TASK DESCRIPTION ▸ Keep the pictures out of the copy and print all the entries below exactly.
━━━━━ DATA EXTRACT ━━━━━
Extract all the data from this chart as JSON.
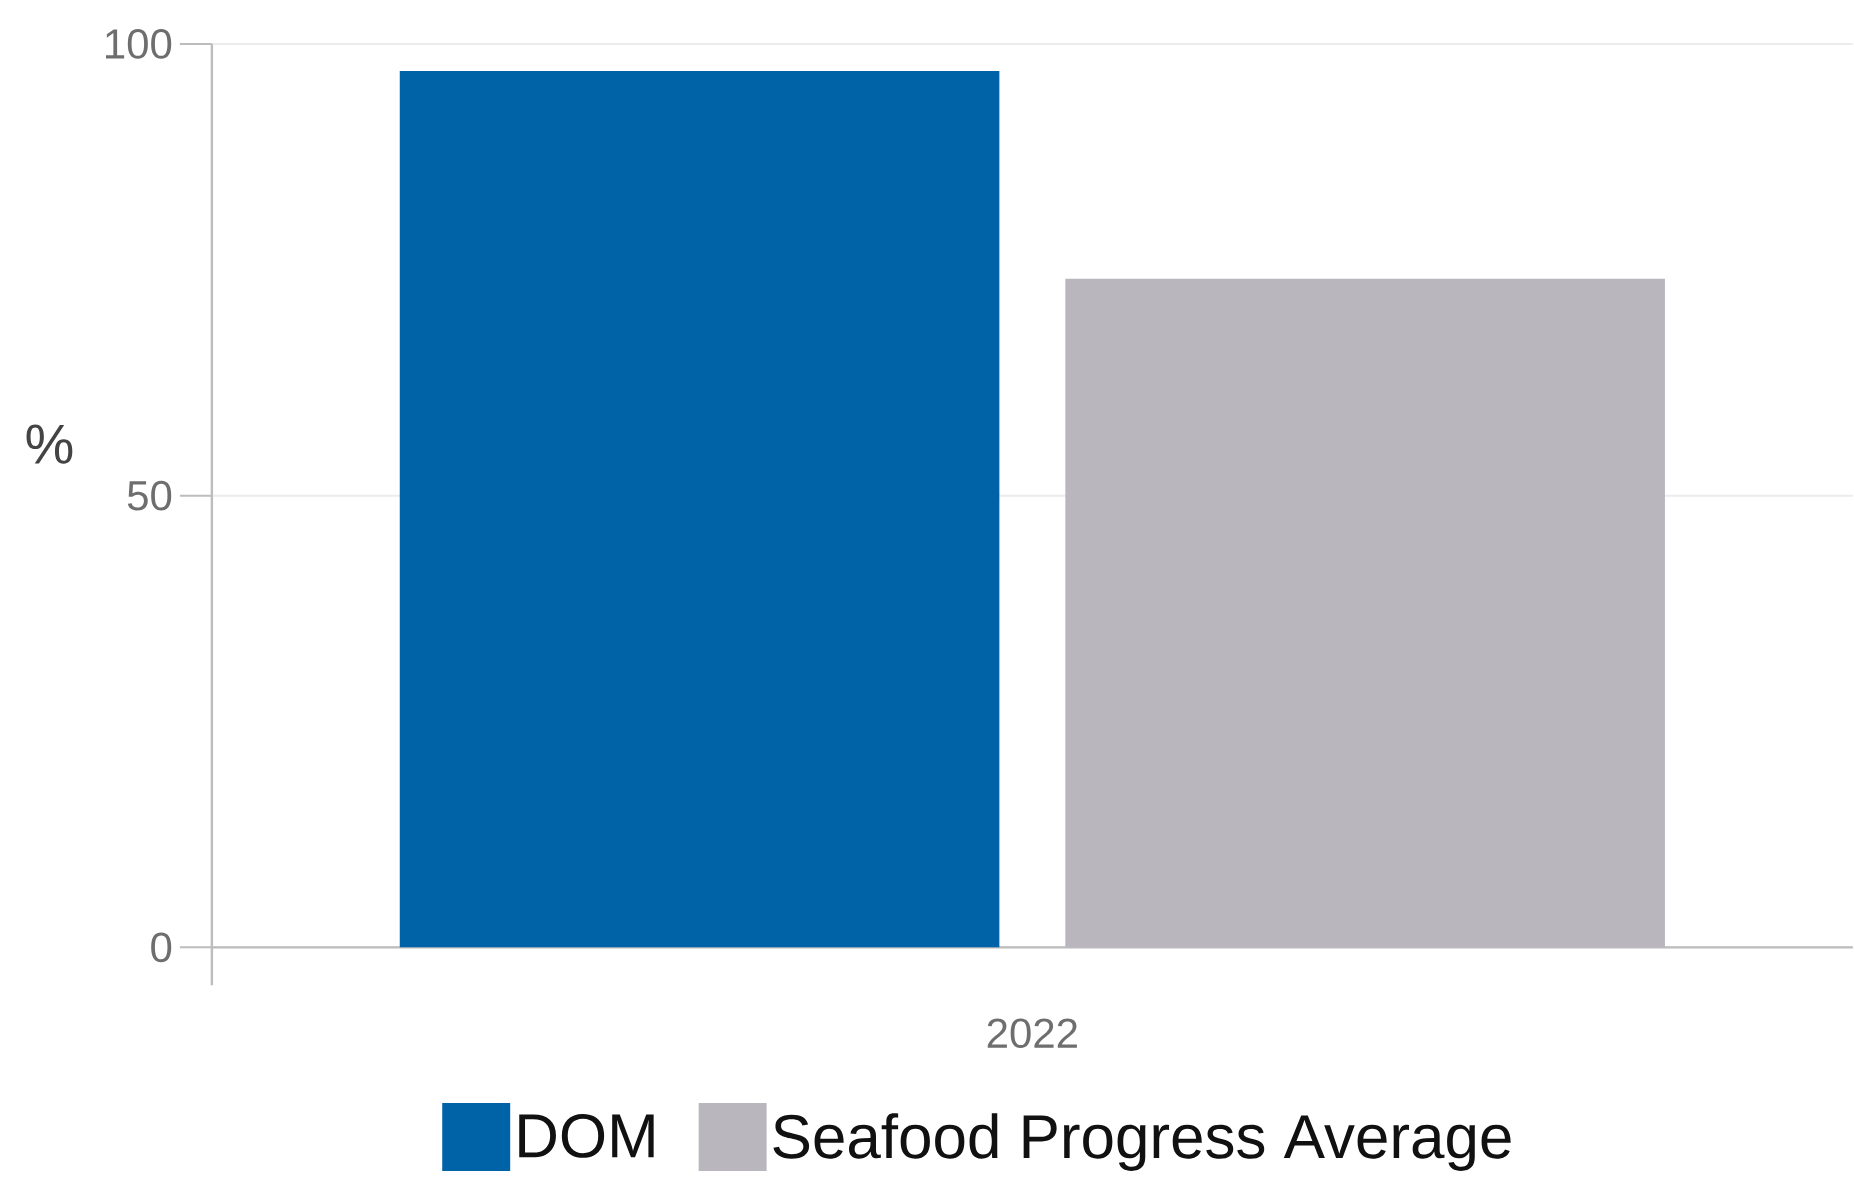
{
  "chart_data": {
    "type": "bar",
    "ylabel": "%",
    "categories": [
      "2022"
    ],
    "series": [
      {
        "name": "DOM",
        "color": "#0063a8",
        "values": [
          97
        ]
      },
      {
        "name": "Seafood Progress Average",
        "color": "#b9b7bd",
        "values": [
          74
        ]
      }
    ],
    "ylim": [
      0,
      100
    ],
    "yticks": [
      0,
      50,
      100
    ],
    "grid": "y",
    "legend": "bottom"
  }
}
━━━━━
SOLUTION ▸
Extract all the data from this chart as JSON.
{
  "chart_data": {
    "type": "bar",
    "ylabel": "%",
    "categories": [
      "2022"
    ],
    "series": [
      {
        "name": "DOM",
        "color": "#0063a8",
        "values": [
          97
        ]
      },
      {
        "name": "Seafood Progress Average",
        "color": "#b9b7bd",
        "values": [
          74
        ]
      }
    ],
    "ylim": [
      0,
      100
    ],
    "yticks": [
      0,
      50,
      100
    ],
    "grid": "y",
    "legend": "bottom"
  }
}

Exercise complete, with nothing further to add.